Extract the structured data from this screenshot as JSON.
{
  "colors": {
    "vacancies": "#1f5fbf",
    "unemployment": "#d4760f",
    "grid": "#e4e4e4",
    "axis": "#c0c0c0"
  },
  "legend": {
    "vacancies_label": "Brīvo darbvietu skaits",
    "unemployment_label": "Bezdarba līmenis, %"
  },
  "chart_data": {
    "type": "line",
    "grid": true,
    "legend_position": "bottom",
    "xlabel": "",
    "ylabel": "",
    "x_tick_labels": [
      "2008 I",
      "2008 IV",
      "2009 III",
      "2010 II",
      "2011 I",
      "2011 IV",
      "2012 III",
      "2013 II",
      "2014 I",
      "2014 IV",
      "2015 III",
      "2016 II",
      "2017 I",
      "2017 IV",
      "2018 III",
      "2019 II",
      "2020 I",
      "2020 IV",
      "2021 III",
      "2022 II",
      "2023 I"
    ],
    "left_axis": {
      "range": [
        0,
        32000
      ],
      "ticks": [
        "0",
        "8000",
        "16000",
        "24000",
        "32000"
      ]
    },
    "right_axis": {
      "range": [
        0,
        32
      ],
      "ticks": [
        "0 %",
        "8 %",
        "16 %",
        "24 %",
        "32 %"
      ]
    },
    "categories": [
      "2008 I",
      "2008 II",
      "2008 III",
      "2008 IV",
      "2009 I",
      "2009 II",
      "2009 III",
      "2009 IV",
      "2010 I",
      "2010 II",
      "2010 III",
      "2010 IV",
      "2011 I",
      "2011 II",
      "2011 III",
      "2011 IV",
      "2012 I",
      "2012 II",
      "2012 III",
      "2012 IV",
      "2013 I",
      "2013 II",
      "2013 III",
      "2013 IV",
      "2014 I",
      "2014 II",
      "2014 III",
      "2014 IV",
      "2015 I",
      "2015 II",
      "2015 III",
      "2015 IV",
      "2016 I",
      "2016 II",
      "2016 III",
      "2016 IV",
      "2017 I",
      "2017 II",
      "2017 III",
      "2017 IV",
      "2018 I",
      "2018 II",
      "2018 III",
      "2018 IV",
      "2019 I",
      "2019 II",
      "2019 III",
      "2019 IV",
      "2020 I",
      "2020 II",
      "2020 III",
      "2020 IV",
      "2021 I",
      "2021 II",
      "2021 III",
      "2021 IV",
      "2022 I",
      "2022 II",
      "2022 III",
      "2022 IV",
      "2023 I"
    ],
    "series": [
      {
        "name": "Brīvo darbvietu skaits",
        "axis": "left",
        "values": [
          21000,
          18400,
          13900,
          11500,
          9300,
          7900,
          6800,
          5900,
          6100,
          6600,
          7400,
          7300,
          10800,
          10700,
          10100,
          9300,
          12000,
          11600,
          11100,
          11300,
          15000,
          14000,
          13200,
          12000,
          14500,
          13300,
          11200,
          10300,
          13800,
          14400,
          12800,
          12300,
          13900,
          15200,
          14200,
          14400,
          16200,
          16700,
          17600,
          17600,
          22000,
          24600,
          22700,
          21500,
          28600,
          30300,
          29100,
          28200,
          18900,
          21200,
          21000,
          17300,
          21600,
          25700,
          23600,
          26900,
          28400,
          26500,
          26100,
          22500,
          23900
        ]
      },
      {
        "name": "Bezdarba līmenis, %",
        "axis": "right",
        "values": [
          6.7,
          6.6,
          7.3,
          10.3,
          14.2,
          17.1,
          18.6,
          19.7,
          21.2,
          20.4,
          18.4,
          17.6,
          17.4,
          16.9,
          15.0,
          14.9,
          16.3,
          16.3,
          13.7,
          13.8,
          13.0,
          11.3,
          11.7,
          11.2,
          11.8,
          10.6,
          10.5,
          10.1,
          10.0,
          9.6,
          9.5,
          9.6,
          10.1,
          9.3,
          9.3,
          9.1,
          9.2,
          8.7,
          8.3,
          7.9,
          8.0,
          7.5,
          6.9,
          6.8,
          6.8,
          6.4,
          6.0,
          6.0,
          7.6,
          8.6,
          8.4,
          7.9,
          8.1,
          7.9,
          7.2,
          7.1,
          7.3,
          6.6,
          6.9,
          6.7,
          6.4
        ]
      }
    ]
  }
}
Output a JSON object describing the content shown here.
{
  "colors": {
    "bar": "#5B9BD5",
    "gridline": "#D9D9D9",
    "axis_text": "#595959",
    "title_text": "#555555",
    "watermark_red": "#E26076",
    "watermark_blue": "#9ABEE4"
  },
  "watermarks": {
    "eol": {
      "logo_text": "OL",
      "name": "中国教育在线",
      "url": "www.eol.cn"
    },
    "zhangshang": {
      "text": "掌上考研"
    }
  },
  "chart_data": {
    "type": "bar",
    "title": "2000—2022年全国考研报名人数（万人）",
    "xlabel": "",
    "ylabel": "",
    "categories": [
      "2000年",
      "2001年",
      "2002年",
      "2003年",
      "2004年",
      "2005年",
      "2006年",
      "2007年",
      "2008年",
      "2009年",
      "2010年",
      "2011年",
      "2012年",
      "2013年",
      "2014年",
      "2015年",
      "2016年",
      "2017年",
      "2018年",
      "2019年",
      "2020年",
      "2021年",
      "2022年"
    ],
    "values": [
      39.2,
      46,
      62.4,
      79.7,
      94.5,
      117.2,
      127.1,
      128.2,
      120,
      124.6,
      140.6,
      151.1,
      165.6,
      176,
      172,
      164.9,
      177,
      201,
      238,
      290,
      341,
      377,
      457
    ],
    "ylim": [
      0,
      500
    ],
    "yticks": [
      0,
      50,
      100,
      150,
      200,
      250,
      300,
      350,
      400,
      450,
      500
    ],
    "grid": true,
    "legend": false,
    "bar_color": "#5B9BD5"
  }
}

_ _ _ _ _

**Set task:** Pick out every line above that holds the word "JSON" and copy it.

**Solved problem:**
Extract the structured data from this screenshot as JSON.
Output a JSON object describing the content shown here.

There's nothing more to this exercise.